» SHORT EXERCISE
Keep the images out and copy every entry below exactly.

Saved entries:
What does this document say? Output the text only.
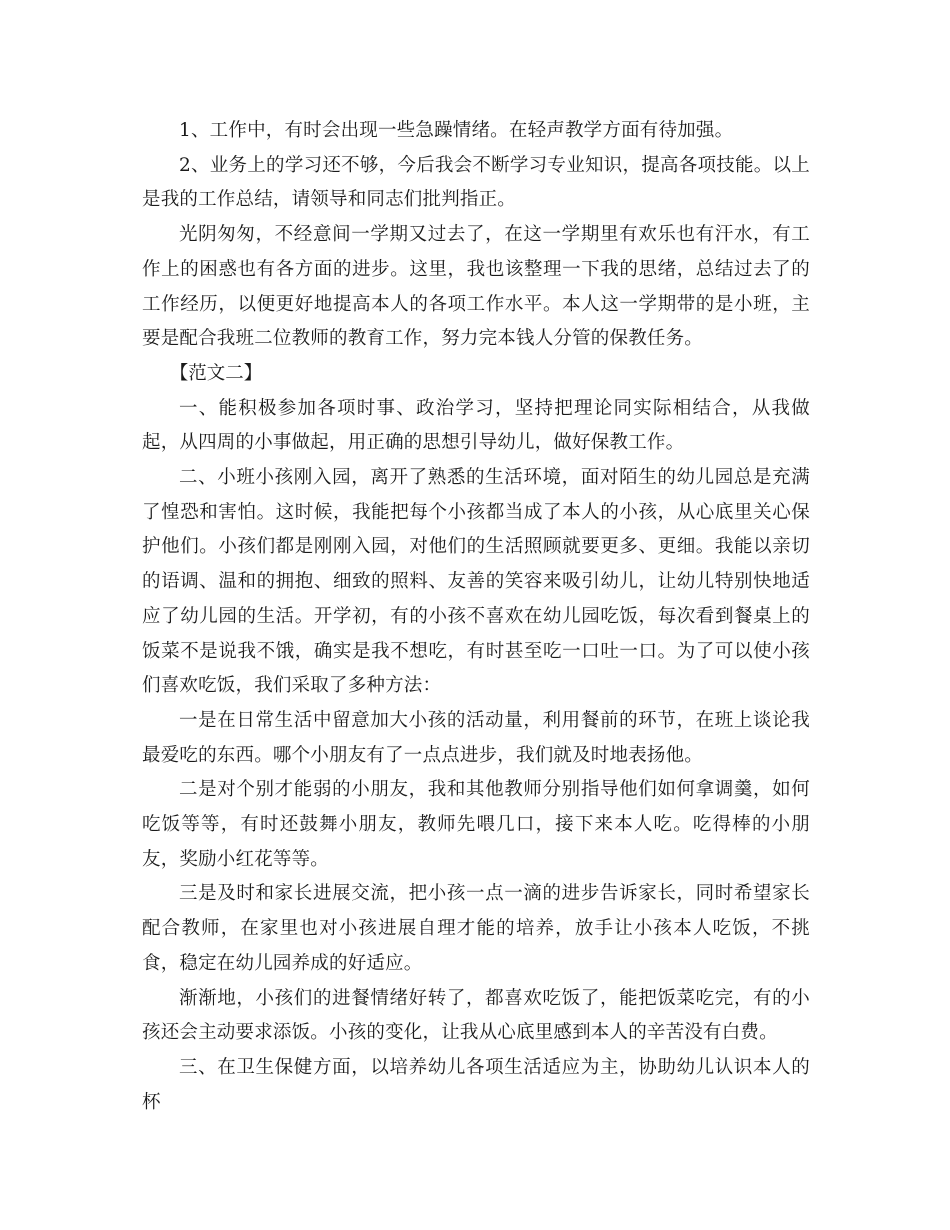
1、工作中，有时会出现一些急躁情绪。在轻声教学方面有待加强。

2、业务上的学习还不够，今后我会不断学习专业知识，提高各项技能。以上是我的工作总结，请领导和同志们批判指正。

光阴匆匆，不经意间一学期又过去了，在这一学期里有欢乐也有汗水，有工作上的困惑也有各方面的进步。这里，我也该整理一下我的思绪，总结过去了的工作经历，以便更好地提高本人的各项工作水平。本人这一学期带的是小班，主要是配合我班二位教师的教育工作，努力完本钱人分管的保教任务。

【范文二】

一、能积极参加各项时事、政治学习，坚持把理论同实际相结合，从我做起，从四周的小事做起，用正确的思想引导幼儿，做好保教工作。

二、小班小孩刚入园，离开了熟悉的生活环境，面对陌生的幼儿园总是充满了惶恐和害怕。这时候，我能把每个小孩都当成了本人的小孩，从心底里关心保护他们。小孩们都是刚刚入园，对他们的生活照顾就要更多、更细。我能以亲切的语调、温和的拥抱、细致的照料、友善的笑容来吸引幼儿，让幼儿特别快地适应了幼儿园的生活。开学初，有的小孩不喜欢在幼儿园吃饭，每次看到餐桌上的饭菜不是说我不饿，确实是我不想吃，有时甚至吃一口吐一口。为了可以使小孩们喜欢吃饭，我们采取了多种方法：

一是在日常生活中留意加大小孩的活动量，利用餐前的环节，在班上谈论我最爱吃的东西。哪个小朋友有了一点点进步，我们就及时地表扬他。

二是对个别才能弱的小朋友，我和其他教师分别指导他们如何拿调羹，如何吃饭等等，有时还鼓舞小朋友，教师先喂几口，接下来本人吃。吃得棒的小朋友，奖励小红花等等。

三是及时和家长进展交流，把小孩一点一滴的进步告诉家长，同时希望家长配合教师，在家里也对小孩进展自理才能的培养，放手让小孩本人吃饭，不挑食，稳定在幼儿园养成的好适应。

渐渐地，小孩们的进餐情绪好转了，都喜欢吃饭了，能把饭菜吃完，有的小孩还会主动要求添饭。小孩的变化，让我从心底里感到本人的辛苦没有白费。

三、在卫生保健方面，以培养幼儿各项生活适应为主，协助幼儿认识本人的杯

» WORKED SOLUTION
What does this document say? Output the text only.
1、工作中，有时会出现一些急躁情绪。在轻声教学方面有待加强。

2、业务上的学习还不够，今后我会不断学习专业知识，提高各项技能。以上是我的工作总结，请领导和同志们批判指正。

光阴匆匆，不经意间一学期又过去了，在这一学期里有欢乐也有汗水，有工作上的困惑也有各方面的进步。这里，我也该整理一下我的思绪，总结过去了的工作经历，以便更好地提高本人的各项工作水平。本人这一学期带的是小班，主要是配合我班二位教师的教育工作，努力完本钱人分管的保教任务。

【范文二】

一、能积极参加各项时事、政治学习，坚持把理论同实际相结合，从我做起，从四周的小事做起，用正确的思想引导幼儿，做好保教工作。

二、小班小孩刚入园，离开了熟悉的生活环境，面对陌生的幼儿园总是充满了惶恐和害怕。这时候，我能把每个小孩都当成了本人的小孩，从心底里关心保护他们。小孩们都是刚刚入园，对他们的生活照顾就要更多、更细。我能以亲切的语调、温和的拥抱、细致的照料、友善的笑容来吸引幼儿，让幼儿特别快地适应了幼儿园的生活。开学初，有的小孩不喜欢在幼儿园吃饭，每次看到餐桌上的饭菜不是说我不饿，确实是我不想吃，有时甚至吃一口吐一口。为了可以使小孩们喜欢吃饭，我们采取了多种方法：

一是在日常生活中留意加大小孩的活动量，利用餐前的环节，在班上谈论我最爱吃的东西。哪个小朋友有了一点点进步，我们就及时地表扬他。

二是对个别才能弱的小朋友，我和其他教师分别指导他们如何拿调羹，如何吃饭等等，有时还鼓舞小朋友，教师先喂几口，接下来本人吃。吃得棒的小朋友，奖励小红花等等。

三是及时和家长进展交流，把小孩一点一滴的进步告诉家长，同时希望家长配合教师，在家里也对小孩进展自理才能的培养，放手让小孩本人吃饭，不挑食，稳定在幼儿园养成的好适应。

渐渐地，小孩们的进餐情绪好转了，都喜欢吃饭了，能把饭菜吃完，有的小孩还会主动要求添饭。小孩的变化，让我从心底里感到本人的辛苦没有白费。

三、在卫生保健方面，以培养幼儿各项生活适应为主，协助幼儿认识本人的杯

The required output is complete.